**YOUR GOAL**
Write out the lines of the records from the line with "data-point — [172, 260, 174, 263]" to the line with "data-point — [278, 274, 280, 277]", copying each one exactly.
━━ TASK DATA ━━
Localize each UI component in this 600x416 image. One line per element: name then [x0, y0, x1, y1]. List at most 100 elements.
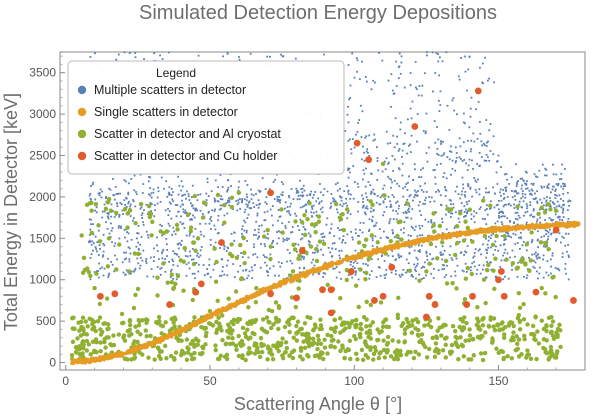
data-point — [172, 260, 174, 263]
data-point — [347, 139, 350, 142]
data-point — [407, 207, 410, 210]
data-point — [396, 135, 398, 138]
data-point — [449, 342, 455, 348]
data-point — [467, 164, 470, 167]
data-point — [470, 139, 473, 142]
data-point — [448, 129, 451, 131]
data-point — [361, 206, 364, 209]
data-point — [373, 348, 379, 353]
data-point — [298, 327, 303, 332]
data-point — [460, 193, 463, 196]
data-point — [491, 316, 497, 321]
data-point — [510, 260, 516, 266]
data-point — [450, 281, 455, 286]
data-point — [139, 264, 142, 267]
data-point — [306, 331, 311, 337]
data-point — [395, 210, 397, 213]
data-point — [259, 190, 262, 193]
data-point — [521, 302, 526, 307]
data-point — [236, 209, 239, 212]
data-point — [274, 274, 277, 277]
data-point — [364, 324, 369, 329]
data-point — [530, 188, 533, 191]
data-point — [124, 273, 127, 276]
data-point — [536, 218, 539, 221]
data-point — [235, 200, 238, 202]
data-point — [278, 274, 280, 277]
data-point — [118, 237, 121, 240]
data-point — [153, 52, 156, 55]
data-point — [464, 215, 466, 218]
data-point — [434, 335, 440, 340]
data-point — [483, 300, 488, 306]
data-point — [488, 315, 493, 320]
data-point — [349, 84, 352, 87]
data-point — [243, 229, 246, 232]
data-point — [393, 349, 399, 355]
data-point — [443, 355, 449, 360]
data-point — [251, 277, 254, 280]
data-point — [502, 205, 505, 208]
data-point — [385, 273, 388, 276]
data-point — [146, 355, 151, 360]
data-point — [378, 300, 384, 305]
data-point — [443, 249, 446, 252]
data-point — [426, 160, 429, 163]
data-point — [434, 346, 439, 352]
data-point — [222, 55, 224, 58]
data-point — [458, 316, 463, 322]
data-point — [537, 246, 539, 249]
data-point — [504, 238, 507, 241]
data-point — [438, 190, 441, 193]
data-point — [363, 172, 366, 175]
data-point — [315, 333, 321, 338]
data-point — [546, 184, 549, 187]
data-point — [313, 264, 316, 267]
data-point — [419, 227, 421, 230]
data-point — [90, 243, 93, 246]
data-point — [103, 267, 106, 270]
data-point — [311, 196, 314, 199]
data-point — [102, 254, 105, 257]
data-point — [88, 239, 91, 242]
data-point — [494, 222, 497, 225]
data-point — [479, 121, 481, 123]
data-point — [417, 250, 420, 253]
data-point — [107, 274, 110, 277]
data-point — [561, 204, 564, 207]
data-point — [370, 88, 373, 91]
data-point — [391, 232, 394, 235]
data-point — [134, 56, 137, 59]
data-point — [402, 187, 404, 190]
data-point — [298, 345, 304, 351]
data-point — [504, 248, 507, 251]
data-point — [91, 240, 94, 243]
data-point — [385, 157, 388, 160]
data-point — [395, 201, 397, 204]
data-point — [150, 192, 153, 195]
data-point — [424, 196, 427, 199]
data-point — [554, 267, 557, 269]
data-point — [434, 141, 437, 144]
data-point — [81, 345, 86, 351]
data-point — [340, 199, 343, 202]
data-point — [257, 228, 260, 231]
data-point — [563, 183, 566, 185]
data-point — [382, 187, 384, 190]
data-point — [268, 325, 274, 331]
data-point — [368, 323, 373, 328]
data-point — [410, 217, 413, 220]
data-point — [389, 200, 391, 203]
data-point — [363, 151, 366, 154]
data-point — [533, 314, 538, 319]
data-point — [138, 332, 143, 337]
data-point — [239, 208, 242, 210]
data-point — [244, 221, 247, 224]
data-point — [466, 211, 468, 214]
data-point — [163, 320, 168, 325]
data-point — [473, 177, 476, 179]
data-point — [247, 345, 252, 351]
data-point — [513, 203, 515, 206]
data-point — [516, 223, 519, 226]
data-point — [543, 235, 546, 237]
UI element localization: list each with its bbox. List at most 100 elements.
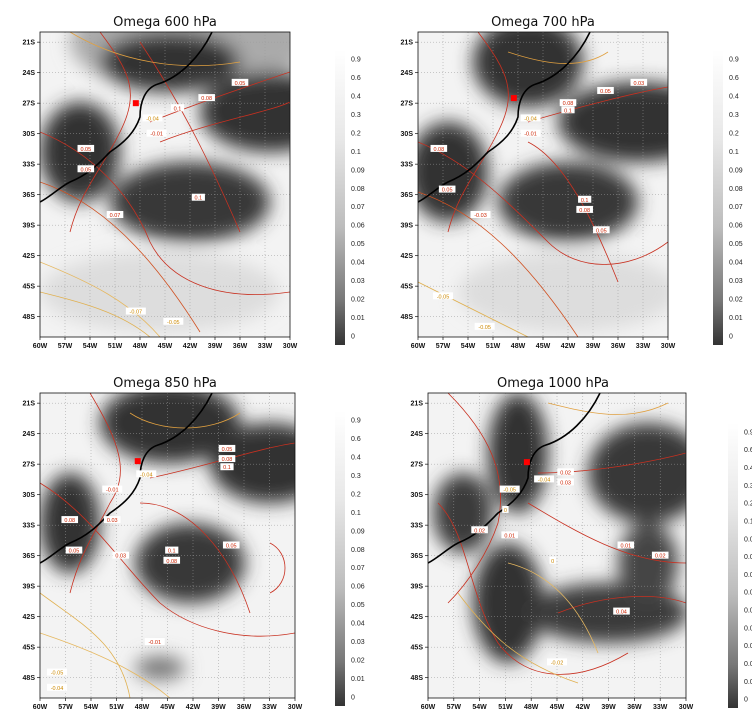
contour-label-box: [103, 516, 121, 524]
location-marker: [132, 100, 139, 107]
x-tick-label: 60W: [411, 343, 426, 350]
colorbar-tick-label: 0.01: [744, 679, 752, 686]
y-tick-label: 27S: [23, 101, 36, 108]
contour-label: 0.08: [201, 96, 212, 102]
colorbar-tick-label: 0.4: [351, 455, 361, 462]
colorbar-tick-label: 0.05: [351, 602, 365, 609]
contour-label-box: [198, 94, 215, 102]
contour-label: -0.04: [524, 116, 537, 122]
contour-label-box: [222, 541, 240, 549]
contour-label: 0.1: [174, 106, 182, 112]
colorbar-ticks: 0.9 0.6 0.4 0.3 0.2 0.1 0.09 0.08 0.07 0.06 0.05 0.…: [351, 57, 365, 341]
colorbar-tick-label: 0.4: [729, 94, 739, 101]
shading: [433, 393, 686, 663]
x-tick-label: 42W: [561, 343, 576, 350]
colorbar-tick-label: 0.04: [351, 621, 365, 628]
colorbar-tick-label: 0.08: [351, 547, 365, 554]
contour-label: 0.04: [616, 610, 627, 616]
y-tick-label: 30S: [23, 492, 36, 499]
y-axis-ticks: 21S 24S 27S 30S 33S 36S 39S 42S 45S 48S: [23, 40, 40, 321]
y-tick-label: 24S: [23, 70, 36, 77]
y-tick-label: 33S: [411, 523, 424, 530]
contour-label-box: [651, 551, 669, 559]
gridlines: [428, 393, 686, 698]
x-tick-label: 51W: [486, 343, 501, 350]
colorbar-tick-label: 0.06: [351, 223, 365, 230]
y-tick-label: 36S: [411, 553, 424, 560]
contour-label-box: [136, 470, 157, 478]
colorbar-tick-label: 0.1: [351, 510, 361, 517]
contour-label: 0.1: [195, 196, 203, 202]
colorbar-tick-label: 0.9: [351, 418, 361, 425]
contour-label: 0.05: [235, 81, 246, 87]
colorbar-tick-label: 0.06: [351, 584, 365, 591]
colorbar-tick-label: 0.3: [744, 483, 752, 490]
y-tick-label: 42S: [23, 614, 36, 621]
x-tick-label: 57W: [436, 343, 451, 350]
contour-label: 0.01: [620, 544, 631, 550]
colorbar-tick-label: 0.08: [351, 186, 365, 193]
contour-label: 0.07: [110, 213, 121, 219]
y-tick-label: 39S: [401, 223, 414, 230]
contour-label: -0.04: [51, 686, 64, 692]
contour-label: 0.08: [222, 457, 233, 463]
x-tick-label: 33W: [636, 343, 651, 350]
colorbar-tick-label: 0.3: [351, 112, 361, 119]
contour-label: -0.01: [106, 488, 119, 494]
x-axis-ticks: 60W 57W 54W 51W 48W 45W 42W 39W 36W 33W 30W: [33, 698, 303, 711]
location-marker: [134, 458, 141, 465]
contour-label-box: [146, 129, 167, 137]
contour-label-box: [520, 129, 541, 137]
contour-label: -0.05: [437, 294, 450, 300]
y-tick-label: 36S: [23, 192, 36, 199]
colorbar: 0.9 0.6 0.4 0.3 0.2 0.1 0.09 0.08 0.07 0.06 0.05 0.…: [335, 411, 365, 706]
colorbar-tick-label: 0.05: [729, 241, 743, 248]
colorbar-tick-label: 0.01: [351, 676, 365, 683]
colorbar-tick-label: 0.05: [351, 241, 365, 248]
contour-label: -0.01: [524, 132, 537, 138]
y-tick-label: 21S: [411, 401, 424, 408]
contour-label-box: [557, 468, 574, 476]
colorbar-tick-label: 0.1: [744, 518, 752, 525]
contour-label-box: [578, 195, 592, 203]
contour-label: -0.02: [551, 660, 564, 666]
colorbar-tick-label: 0.09: [729, 167, 743, 174]
colorbar-tick-label: 0.09: [351, 167, 365, 174]
x-tick-label: 30W: [661, 343, 676, 350]
contour-label: 0.03: [633, 81, 644, 87]
contour-label: -0.05: [51, 671, 64, 677]
contour-label-box: [430, 144, 448, 152]
x-tick-label: 54W: [84, 704, 99, 711]
contour-label: -0.01: [148, 640, 161, 646]
x-tick-label: 39W: [208, 343, 223, 350]
contour-label-box: [77, 165, 95, 173]
colorbar-tick-label: 0.04: [351, 260, 365, 267]
y-tick-label: 45S: [23, 645, 36, 652]
y-tick-label: 39S: [411, 584, 424, 591]
colorbar-tick-label: 0.07: [351, 565, 365, 572]
y-tick-label: 48S: [23, 675, 36, 682]
y-tick-label: 45S: [23, 284, 36, 291]
contour-label: -0.04: [146, 116, 159, 122]
y-tick-label: 27S: [411, 462, 424, 469]
colorbar-tick-label: 0.09: [351, 528, 365, 535]
y-tick-label: 48S: [401, 314, 414, 321]
x-tick-label: 51W: [498, 704, 513, 711]
colorbar-tick-label: 0.3: [729, 112, 739, 119]
contour-label-box: [220, 463, 234, 471]
contour-label: -0.03: [474, 213, 487, 219]
contour-label: -0.04: [140, 472, 153, 478]
colorbar-tick-label: 0.2: [729, 130, 739, 137]
contour-label: 0: [504, 508, 507, 514]
contour-label: -0.05: [167, 320, 180, 326]
colorbar-ticks: 0.9 0.6 0.4 0.3 0.2 0.1 0.09 0.08 0.07 0.06 0.05 0.…: [351, 418, 365, 702]
contour-label: 0.08: [64, 518, 75, 524]
x-tick-label: 30W: [679, 704, 694, 711]
x-tick-label: 51W: [109, 704, 124, 711]
contours: [40, 32, 290, 337]
contour-label: 0.05: [80, 167, 91, 173]
contour-label: -0.05: [503, 488, 516, 494]
x-tick-label: 33W: [258, 343, 273, 350]
y-tick-label: 45S: [411, 645, 424, 652]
━━━
**SOLUTION TO THIS EXERCISE**
data-point — [172, 260, 174, 263]
data-point — [347, 139, 350, 142]
data-point — [407, 207, 410, 210]
data-point — [396, 135, 398, 138]
data-point — [449, 342, 455, 348]
data-point — [467, 164, 470, 167]
data-point — [470, 139, 473, 142]
data-point — [448, 129, 451, 131]
data-point — [361, 206, 364, 209]
data-point — [373, 348, 379, 353]
data-point — [298, 327, 303, 332]
data-point — [460, 193, 463, 196]
data-point — [491, 316, 497, 321]
data-point — [510, 260, 516, 266]
data-point — [450, 281, 455, 286]
data-point — [139, 264, 142, 267]
data-point — [306, 331, 311, 337]
data-point — [395, 210, 397, 213]
data-point — [259, 190, 262, 193]
data-point — [521, 302, 526, 307]
data-point — [236, 209, 239, 212]
data-point — [274, 274, 277, 277]
data-point — [364, 324, 369, 329]
data-point — [530, 188, 533, 191]
data-point — [124, 273, 127, 276]
data-point — [536, 218, 539, 221]
data-point — [235, 200, 238, 202]
data-point — [278, 274, 280, 277]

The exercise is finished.